**TEXTO APRESENTADO:**

▬▬▬

Com a nova regulamentação, a taxa de desconto (MDR) cobrada pelas operadoras de cartões de supermercados e restaurantes não pode ultrapassar 3,6%. Já a tarifa de intercâmbio passou a ter teto de 2%, ficando proibida qualquer cobrança adicional.
Outra mudança importante diz respeito ao prazo de repasse dos valores aos estabelecimentos comerciais. A partir de agora, o pagamento deverá ser feito em até 15 dias corridos após a transação. Antes da alteração, os repasses ocorriam em até 30 dias.
Desde a assinatura do decreto, já estão em vigor regras de proteção contra práticas comerciais abusivas, como a proibição de deságios, descontos indevidos, benefícios indiretos, prazos incompatíveis com repasses pré-pagos e vantagens financeiras que não estejam relacionadas diretamente à alimentação.
A nova regulamentação do PAT foi questionada na Justiça por grandes empresas do setor de vale-alimentação e vale-refeição, que obtiveram liminares suspendendo a fiscalização ou aplicação de penalidades. Segundo o Ministério do Trabalho e Emprego (MTE), essas empresas estão, por ora, protegidas de sanções relacionadas às taxas e prazos, mas não estão dispensadas do cumprimento das demais obrigações previstas no decreto e no PAT.

▬▬▬

**DADOS ARMAZENADOS:**
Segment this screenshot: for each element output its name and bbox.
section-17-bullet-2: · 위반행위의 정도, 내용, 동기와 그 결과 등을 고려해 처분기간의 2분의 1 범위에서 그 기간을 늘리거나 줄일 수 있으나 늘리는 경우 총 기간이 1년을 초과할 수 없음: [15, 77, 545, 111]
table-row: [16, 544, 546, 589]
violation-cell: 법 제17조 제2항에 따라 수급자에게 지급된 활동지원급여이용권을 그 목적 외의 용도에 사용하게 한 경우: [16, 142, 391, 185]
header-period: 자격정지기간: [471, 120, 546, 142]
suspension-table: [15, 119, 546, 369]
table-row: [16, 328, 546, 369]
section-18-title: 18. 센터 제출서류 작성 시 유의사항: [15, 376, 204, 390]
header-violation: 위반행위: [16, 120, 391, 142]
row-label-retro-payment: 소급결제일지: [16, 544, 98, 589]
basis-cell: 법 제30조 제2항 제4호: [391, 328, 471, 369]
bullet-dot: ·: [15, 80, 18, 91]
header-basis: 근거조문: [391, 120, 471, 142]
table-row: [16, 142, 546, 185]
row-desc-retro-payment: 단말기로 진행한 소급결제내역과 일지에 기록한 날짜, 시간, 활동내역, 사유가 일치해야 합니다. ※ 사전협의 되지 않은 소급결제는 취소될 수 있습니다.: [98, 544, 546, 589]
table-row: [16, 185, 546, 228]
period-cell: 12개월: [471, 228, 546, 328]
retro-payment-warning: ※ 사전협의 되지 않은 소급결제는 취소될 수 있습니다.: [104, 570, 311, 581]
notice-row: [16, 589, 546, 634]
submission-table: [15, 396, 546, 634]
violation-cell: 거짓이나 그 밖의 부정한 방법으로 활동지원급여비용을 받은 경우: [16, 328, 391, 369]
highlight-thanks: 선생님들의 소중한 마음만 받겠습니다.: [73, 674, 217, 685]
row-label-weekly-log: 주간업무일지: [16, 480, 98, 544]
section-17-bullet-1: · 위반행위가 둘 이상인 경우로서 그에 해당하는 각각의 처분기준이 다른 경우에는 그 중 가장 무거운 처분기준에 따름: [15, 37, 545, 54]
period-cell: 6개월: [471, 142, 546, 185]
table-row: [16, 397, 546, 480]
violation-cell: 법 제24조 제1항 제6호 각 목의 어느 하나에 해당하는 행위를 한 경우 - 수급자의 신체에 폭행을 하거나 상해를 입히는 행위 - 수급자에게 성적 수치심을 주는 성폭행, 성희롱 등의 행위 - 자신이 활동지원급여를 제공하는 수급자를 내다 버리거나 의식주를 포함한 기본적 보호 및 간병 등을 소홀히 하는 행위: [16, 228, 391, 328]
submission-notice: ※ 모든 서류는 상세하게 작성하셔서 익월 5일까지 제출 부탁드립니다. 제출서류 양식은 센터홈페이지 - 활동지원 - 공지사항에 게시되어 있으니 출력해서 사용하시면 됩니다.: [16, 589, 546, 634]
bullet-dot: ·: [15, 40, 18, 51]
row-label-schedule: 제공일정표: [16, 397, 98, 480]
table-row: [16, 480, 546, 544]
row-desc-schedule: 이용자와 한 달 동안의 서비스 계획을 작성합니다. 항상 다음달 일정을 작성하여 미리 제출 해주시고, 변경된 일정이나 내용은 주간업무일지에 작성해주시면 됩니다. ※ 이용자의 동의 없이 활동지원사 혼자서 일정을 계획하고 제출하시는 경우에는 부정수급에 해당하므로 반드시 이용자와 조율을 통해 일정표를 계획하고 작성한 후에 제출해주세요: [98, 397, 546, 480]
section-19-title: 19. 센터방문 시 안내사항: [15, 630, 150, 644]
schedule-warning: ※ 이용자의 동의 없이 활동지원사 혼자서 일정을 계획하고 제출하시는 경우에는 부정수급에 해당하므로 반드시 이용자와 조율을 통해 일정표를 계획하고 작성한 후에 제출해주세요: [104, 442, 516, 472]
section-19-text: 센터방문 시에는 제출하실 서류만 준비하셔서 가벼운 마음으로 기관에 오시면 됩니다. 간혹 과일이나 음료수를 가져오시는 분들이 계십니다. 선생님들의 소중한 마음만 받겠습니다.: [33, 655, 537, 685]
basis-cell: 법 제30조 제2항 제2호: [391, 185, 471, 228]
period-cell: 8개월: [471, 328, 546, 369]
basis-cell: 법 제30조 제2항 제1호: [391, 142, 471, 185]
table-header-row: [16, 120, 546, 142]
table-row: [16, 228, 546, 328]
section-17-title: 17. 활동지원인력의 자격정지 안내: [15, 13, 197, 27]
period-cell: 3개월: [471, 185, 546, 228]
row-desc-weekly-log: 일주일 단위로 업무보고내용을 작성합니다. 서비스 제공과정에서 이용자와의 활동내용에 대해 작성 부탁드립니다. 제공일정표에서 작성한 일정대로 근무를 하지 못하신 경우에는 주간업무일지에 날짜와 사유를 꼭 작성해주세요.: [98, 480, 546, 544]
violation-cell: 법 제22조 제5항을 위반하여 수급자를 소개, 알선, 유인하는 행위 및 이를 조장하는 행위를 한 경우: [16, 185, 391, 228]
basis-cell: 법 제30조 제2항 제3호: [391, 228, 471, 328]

▬▬▬

**PERGUNTAS PARA RESPONDER:**
1. Responda com base no texto sobre a regulamentação do PAT:
(a) Qual é o teto da tarifa de intercâmbio?
(b) Em até quantos dias corridos após a transação o pagamento deve chegar aos estabelecimentos comerciais?
(c) Segundo o MTE, de que sanções as empresas com liminares estão protegidas por ora?
2. Escreva a continuação do texto sobre a regulamentação do PAT a partir do ponto em que ele termina.

**SUAS RESPOSTAS:**
1.
(a) 2%.
(b) Em até 15 dias corridos.
(c) Das sanções relacionadas às taxas e prazos.

2.
O ministério reforça que as liminares não suspendem a vigência do decreto como um todo, nem se estendem a outras empresas. Dessa forma, o normativo segue em pleno vigor e deve ser cumprido integralmente pelo mercado.
As mudanças beneficiam mais de 22 milhões de trabalhadores, garantindo maior liberdade de escolha e melhor aceitação dos cartões, além de promover equilíbrio entre empresas e estabelecimentos comerciais, assegurando que os recursos sejam utilizados exclusivamente para alimentação.